Restate the data below word for word. Skip any images it contains.

(Data entries)
________________

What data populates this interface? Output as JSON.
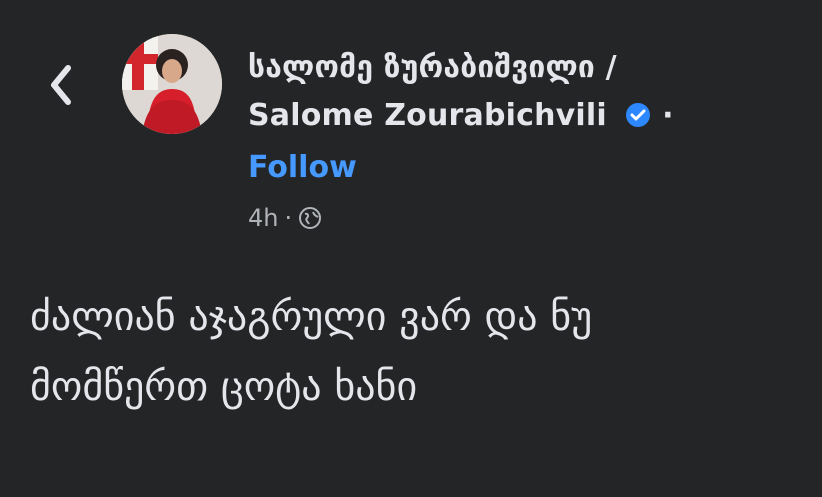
{
  "colors": {
    "background": "#242526",
    "text": "#e4e6eb",
    "follow": "#4599ff",
    "meta": "#b0b3b8",
    "verified": "#2d88ff"
  },
  "header": {
    "back_icon": "chevron-left-icon",
    "author": {
      "name_georgian": "სალომე ზურაბიშვილი /",
      "name_latin": "Salome Zourabichvili",
      "separator": "·",
      "verified_icon": "verified-badge-icon"
    },
    "follow_label": "Follow",
    "meta": {
      "time": "4h",
      "separator": "·",
      "privacy_icon": "globe-icon"
    }
  },
  "post": {
    "lines": [
      "ძალიან აჯაგრული ვარ და ნუ",
      "მომწერთ ცოტა ხანი"
    ]
  }
}
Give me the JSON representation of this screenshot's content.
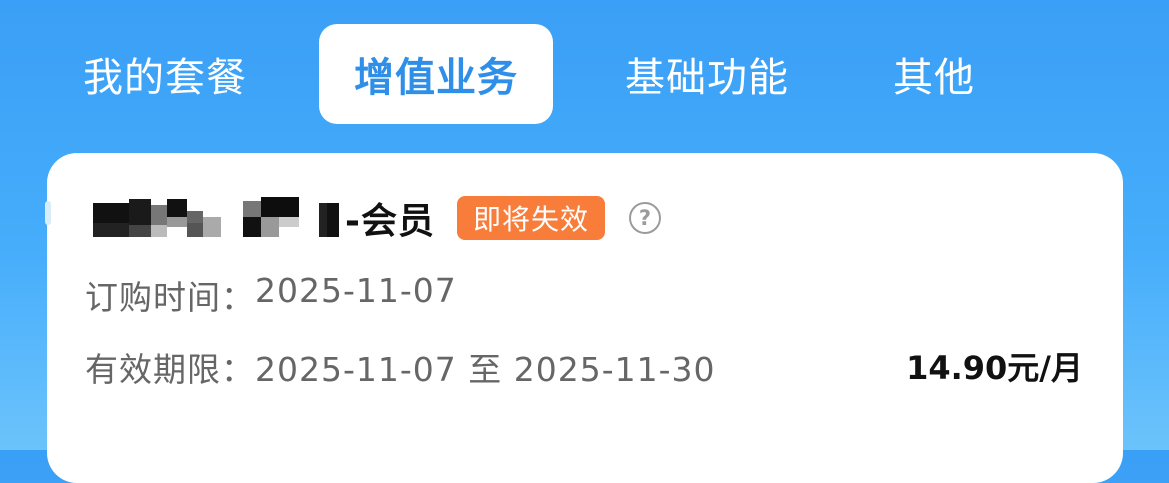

________________

--- Full answer ---
What data populates this interface? Output as JSON.
{
  "colors": {
    "background": "#242526",
    "text": "#e4e6eb",
    "follow": "#4599ff",
    "meta": "#b0b3b8",
    "verified": "#2d88ff"
  },
  "header": {
    "back_icon": "chevron-left-icon",
    "author": {
      "name_georgian": "სალომე ზურაბიშვილი /",
      "name_latin": "Salome Zourabichvili",
      "separator": "·",
      "verified_icon": "verified-badge-icon"
    },
    "follow_label": "Follow",
    "meta": {
      "time": "4h",
      "separator": "·",
      "privacy_icon": "globe-icon"
    }
  },
  "post": {
    "lines": [
      "ძალიან აჯაგრული ვარ და ნუ",
      "მომწერთ ცოტა ხანი"
    ]
  }
}
Give me the JSON representation of this screenshot's content.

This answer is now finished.